Work to complete. Each line that holds the word "mean" counts once; report how many lines do so and nothing else.

Material to process.
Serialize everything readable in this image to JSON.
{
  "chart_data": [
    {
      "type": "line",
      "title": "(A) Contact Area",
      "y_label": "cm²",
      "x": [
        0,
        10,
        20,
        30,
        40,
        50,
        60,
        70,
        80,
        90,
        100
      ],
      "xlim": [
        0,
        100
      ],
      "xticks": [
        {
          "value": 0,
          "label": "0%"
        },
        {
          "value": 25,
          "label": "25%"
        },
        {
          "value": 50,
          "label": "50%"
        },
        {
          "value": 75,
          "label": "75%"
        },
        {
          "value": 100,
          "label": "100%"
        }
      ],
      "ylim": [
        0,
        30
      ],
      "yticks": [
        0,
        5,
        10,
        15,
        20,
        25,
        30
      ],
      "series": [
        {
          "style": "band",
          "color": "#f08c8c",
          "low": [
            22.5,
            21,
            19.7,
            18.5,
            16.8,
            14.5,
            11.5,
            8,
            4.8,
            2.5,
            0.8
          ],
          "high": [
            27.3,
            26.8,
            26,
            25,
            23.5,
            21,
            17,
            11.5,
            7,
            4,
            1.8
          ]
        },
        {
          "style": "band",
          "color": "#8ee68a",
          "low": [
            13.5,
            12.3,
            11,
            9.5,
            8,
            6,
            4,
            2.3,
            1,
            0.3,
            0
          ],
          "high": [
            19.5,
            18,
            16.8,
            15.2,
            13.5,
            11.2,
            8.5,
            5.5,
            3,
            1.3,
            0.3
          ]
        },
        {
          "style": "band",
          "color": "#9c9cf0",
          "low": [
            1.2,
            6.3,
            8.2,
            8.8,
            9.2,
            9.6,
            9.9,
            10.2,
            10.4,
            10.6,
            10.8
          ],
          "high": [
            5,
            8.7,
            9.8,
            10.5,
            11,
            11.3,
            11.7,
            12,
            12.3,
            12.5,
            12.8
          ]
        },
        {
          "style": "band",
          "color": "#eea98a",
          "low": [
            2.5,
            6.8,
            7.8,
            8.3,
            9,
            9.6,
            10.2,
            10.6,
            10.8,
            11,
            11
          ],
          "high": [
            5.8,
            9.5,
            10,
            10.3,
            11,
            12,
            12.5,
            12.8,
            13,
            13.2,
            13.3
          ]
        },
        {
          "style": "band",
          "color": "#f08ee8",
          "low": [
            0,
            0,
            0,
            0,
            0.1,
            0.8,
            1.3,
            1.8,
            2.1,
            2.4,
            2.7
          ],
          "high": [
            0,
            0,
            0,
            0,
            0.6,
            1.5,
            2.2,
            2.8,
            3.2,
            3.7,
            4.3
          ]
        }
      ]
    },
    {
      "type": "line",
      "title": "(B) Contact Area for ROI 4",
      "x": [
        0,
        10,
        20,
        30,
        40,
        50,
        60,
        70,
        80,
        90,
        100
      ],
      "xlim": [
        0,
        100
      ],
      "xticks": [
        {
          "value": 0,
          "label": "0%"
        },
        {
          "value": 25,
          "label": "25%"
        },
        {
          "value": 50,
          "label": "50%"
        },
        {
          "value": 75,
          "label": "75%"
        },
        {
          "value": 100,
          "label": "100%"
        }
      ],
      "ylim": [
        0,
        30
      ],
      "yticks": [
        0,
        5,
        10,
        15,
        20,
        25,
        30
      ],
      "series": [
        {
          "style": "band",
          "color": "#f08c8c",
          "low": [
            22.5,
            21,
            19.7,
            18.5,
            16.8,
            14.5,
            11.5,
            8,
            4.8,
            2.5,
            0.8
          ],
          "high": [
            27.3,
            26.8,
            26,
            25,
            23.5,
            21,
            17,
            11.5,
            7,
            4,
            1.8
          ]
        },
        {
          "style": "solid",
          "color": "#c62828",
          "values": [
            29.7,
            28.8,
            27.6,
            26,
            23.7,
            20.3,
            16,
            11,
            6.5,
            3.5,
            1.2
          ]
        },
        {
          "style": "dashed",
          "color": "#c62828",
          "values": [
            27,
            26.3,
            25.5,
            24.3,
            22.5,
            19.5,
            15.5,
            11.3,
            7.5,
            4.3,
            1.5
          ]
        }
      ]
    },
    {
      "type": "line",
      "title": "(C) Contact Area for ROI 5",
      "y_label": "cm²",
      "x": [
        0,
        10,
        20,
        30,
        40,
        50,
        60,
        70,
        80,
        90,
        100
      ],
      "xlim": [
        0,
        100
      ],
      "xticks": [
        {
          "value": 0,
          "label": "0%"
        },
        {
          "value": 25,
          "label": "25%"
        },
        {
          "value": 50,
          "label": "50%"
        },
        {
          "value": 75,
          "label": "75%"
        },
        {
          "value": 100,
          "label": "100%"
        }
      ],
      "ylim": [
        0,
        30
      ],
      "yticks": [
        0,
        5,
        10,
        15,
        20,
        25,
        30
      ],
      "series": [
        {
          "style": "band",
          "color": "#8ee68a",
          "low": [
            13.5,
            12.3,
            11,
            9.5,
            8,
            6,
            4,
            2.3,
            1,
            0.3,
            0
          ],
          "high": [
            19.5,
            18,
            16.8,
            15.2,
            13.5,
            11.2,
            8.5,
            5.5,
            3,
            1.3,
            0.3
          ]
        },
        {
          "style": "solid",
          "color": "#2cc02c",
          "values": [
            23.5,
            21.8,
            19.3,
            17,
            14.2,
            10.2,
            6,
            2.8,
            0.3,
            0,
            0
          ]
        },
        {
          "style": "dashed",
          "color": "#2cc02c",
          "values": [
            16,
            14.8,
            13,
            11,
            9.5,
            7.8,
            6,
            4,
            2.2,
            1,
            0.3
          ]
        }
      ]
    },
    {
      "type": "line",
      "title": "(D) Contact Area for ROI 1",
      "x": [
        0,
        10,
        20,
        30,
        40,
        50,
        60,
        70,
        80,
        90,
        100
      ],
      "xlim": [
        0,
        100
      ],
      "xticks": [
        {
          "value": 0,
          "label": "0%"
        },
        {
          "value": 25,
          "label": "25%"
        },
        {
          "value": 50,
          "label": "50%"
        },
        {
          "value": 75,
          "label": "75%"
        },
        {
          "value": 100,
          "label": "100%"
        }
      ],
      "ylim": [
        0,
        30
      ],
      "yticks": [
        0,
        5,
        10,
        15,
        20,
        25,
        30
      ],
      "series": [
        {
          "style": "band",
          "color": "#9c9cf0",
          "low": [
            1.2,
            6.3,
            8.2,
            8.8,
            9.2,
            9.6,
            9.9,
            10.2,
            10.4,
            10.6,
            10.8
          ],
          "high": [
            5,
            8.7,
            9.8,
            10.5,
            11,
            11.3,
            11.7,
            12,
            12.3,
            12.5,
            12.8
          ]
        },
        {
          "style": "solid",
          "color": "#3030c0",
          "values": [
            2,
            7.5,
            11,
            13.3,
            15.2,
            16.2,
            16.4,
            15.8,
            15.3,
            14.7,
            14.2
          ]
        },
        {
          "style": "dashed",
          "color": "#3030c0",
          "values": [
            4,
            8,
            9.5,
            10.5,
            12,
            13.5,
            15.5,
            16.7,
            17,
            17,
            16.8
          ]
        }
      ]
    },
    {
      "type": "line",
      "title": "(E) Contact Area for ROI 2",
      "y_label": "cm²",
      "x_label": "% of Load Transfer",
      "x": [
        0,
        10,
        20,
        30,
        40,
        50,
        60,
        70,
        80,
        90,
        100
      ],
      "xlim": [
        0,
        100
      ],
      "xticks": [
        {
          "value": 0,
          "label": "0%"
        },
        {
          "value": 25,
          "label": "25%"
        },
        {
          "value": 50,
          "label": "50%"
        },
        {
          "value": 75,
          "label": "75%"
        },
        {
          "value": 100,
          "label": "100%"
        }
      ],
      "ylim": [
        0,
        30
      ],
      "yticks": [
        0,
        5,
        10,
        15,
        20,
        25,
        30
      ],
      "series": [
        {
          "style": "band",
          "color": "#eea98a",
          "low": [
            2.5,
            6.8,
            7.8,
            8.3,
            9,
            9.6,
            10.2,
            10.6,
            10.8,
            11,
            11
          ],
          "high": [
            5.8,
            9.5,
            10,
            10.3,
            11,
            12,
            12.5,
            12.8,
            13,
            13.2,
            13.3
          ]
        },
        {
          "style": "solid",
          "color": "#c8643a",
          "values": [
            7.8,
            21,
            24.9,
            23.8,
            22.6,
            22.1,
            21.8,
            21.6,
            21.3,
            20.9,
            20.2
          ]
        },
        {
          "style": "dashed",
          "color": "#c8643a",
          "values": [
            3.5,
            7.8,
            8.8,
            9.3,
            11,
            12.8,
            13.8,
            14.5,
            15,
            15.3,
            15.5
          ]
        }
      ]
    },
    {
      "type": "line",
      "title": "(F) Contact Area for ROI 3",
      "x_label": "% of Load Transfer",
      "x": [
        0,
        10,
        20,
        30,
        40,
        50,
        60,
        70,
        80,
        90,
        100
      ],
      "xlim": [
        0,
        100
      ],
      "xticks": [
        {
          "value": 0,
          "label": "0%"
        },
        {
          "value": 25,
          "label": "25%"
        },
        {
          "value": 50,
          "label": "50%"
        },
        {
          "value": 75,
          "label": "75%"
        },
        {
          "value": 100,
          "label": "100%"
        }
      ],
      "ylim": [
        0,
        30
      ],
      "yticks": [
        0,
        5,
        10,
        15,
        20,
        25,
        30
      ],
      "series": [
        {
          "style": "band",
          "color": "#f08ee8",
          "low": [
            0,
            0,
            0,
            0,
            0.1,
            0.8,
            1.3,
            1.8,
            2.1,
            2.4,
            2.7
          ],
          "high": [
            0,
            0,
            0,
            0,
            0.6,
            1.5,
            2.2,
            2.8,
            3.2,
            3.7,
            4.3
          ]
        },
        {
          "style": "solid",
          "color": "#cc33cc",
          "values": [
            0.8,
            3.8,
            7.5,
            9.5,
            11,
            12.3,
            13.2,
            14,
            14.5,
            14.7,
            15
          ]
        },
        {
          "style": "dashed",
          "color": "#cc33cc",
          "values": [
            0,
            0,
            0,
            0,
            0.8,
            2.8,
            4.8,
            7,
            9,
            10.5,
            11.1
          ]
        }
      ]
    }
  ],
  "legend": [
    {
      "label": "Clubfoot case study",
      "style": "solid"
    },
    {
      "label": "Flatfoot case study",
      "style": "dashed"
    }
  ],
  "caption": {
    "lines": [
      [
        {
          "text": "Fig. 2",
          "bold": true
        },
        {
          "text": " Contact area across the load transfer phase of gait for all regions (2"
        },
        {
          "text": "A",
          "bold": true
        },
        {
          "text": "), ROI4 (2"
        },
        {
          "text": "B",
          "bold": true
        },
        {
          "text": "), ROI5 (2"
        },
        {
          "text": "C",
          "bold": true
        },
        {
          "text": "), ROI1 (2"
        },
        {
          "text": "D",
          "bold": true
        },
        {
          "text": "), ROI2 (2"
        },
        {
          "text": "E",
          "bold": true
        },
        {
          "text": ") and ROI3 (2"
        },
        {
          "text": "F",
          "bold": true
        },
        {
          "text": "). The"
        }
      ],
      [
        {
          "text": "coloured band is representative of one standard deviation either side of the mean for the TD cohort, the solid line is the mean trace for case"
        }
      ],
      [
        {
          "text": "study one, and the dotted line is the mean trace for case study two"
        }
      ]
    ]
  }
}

Solution to this problem. 2